• _WHAT YOU HAVE TO DO_
Copy the lines that follow, keeping every character the same.

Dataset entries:
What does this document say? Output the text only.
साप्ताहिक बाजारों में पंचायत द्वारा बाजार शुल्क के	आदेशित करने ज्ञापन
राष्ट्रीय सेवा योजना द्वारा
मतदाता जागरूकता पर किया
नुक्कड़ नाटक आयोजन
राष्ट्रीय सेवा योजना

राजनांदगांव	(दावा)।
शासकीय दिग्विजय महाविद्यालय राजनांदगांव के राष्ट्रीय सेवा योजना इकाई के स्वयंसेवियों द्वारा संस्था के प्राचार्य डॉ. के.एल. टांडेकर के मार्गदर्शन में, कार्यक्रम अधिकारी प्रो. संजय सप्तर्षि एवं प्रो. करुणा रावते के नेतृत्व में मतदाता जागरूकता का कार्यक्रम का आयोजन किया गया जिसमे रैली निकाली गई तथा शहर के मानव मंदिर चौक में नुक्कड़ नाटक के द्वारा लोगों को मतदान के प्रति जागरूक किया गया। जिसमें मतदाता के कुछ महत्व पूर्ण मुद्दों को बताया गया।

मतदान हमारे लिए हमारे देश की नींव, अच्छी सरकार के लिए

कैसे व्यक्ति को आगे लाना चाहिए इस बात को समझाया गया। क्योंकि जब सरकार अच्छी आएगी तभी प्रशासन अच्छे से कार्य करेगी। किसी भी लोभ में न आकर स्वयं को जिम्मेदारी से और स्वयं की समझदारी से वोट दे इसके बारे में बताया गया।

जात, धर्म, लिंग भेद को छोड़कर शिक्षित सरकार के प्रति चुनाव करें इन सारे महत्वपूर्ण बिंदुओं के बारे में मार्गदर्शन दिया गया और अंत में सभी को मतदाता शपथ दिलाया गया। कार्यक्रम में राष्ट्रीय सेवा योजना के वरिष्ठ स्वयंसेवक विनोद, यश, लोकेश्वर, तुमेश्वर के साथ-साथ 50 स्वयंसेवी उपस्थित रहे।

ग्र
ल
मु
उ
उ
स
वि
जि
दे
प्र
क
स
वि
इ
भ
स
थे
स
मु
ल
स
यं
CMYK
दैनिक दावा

• _EXERCISE ANSWER_
What does this document say? Output the text only.
साप्ताहिक बाजारों में पंचायत द्वारा बाजार शुल्क के	आदेशित करने ज्ञापन
राष्ट्रीय सेवा योजना द्वारा
मतदाता जागरूकता पर किया
नुक्कड़ नाटक आयोजन
राष्ट्रीय सेवा योजना

राजनांदगांव	(दावा)।
शासकीय दिग्विजय महाविद्यालय राजनांदगांव के राष्ट्रीय सेवा योजना इकाई के स्वयंसेवियों द्वारा संस्था के प्राचार्य डॉ. के.एल. टांडेकर के मार्गदर्शन में, कार्यक्रम अधिकारी प्रो. संजय सप्तर्षि एवं प्रो. करुणा रावते के नेतृत्व में मतदाता जागरूकता का कार्यक्रम का आयोजन किया गया जिसमे रैली निकाली गई तथा शहर के मानव मंदिर चौक में नुक्कड़ नाटक के द्वारा लोगों को मतदान के प्रति जागरूक किया गया। जिसमें मतदाता के कुछ महत्व पूर्ण मुद्दों को बताया गया।

मतदान हमारे लिए हमारे देश की नींव, अच्छी सरकार के लिए

कैसे व्यक्ति को आगे लाना चाहिए इस बात को समझाया गया। क्योंकि जब सरकार अच्छी आएगी तभी प्रशासन अच्छे से कार्य करेगी। किसी भी लोभ में न आकर स्वयं को जिम्मेदारी से और स्वयं की समझदारी से वोट दे इसके बारे में बताया गया।

जात, धर्म, लिंग भेद को छोड़कर शिक्षित सरकार के प्रति चुनाव करें इन सारे महत्वपूर्ण बिंदुओं के बारे में मार्गदर्शन दिया गया और अंत में सभी को मतदाता शपथ दिलाया गया। कार्यक्रम में राष्ट्रीय सेवा योजना के वरिष्ठ स्वयंसेवक विनोद, यश, लोकेश्वर, तुमेश्वर के साथ-साथ 50 स्वयंसेवी उपस्थित रहे।

ग्र
ल
मु
उ
उ
स
वि
जि
दे
प्र
क
स
वि
इ
भ
स
थे
स
मु
ल
स
यं
CMYK
दैनिक दावा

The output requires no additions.